■ **SHORT PROBLEM**
For every line in the records that has the word "OKRs", make a copy.

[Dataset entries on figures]
[Begin]

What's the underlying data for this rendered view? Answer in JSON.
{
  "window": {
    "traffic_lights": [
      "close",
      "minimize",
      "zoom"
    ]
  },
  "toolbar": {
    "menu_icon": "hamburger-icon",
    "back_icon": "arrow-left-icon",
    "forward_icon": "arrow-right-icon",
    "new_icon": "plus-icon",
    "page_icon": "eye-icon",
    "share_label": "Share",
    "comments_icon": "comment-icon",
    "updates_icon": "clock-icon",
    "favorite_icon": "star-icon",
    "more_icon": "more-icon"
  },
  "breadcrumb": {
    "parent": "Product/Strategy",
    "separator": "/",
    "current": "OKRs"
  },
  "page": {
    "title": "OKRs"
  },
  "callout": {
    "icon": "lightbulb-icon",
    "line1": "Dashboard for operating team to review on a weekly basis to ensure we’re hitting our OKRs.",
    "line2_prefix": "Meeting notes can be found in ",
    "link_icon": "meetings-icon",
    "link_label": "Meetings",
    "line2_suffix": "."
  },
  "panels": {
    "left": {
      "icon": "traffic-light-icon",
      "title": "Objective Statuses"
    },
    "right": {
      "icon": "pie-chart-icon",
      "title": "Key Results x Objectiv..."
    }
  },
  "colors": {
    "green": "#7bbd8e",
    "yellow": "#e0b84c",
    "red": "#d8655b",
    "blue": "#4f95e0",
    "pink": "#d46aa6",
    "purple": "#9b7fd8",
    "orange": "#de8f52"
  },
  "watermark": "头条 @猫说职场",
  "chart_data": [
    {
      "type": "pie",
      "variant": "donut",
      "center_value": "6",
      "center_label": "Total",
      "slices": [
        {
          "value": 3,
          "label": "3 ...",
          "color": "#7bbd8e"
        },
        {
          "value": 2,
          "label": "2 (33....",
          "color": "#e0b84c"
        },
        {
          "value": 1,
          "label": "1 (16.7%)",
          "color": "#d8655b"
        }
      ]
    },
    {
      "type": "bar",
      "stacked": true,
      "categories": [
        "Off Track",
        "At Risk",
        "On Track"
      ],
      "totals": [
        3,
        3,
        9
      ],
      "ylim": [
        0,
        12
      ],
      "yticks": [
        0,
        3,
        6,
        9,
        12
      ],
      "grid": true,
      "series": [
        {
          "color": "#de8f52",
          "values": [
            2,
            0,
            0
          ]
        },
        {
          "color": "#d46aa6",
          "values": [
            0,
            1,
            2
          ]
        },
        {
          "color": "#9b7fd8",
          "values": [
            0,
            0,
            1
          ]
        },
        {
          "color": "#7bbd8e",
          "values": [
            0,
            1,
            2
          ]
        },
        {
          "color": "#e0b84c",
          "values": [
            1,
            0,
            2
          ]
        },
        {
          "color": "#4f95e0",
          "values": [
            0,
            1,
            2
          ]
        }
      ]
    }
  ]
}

[End]

■ **RESULT FOR THIS EXERCISE**
    "current": "OKRs"
    "title": "OKRs"
    "line1": "Dashboard for operating team to review on a weekly basis to ensure we’re hitting our OKRs.",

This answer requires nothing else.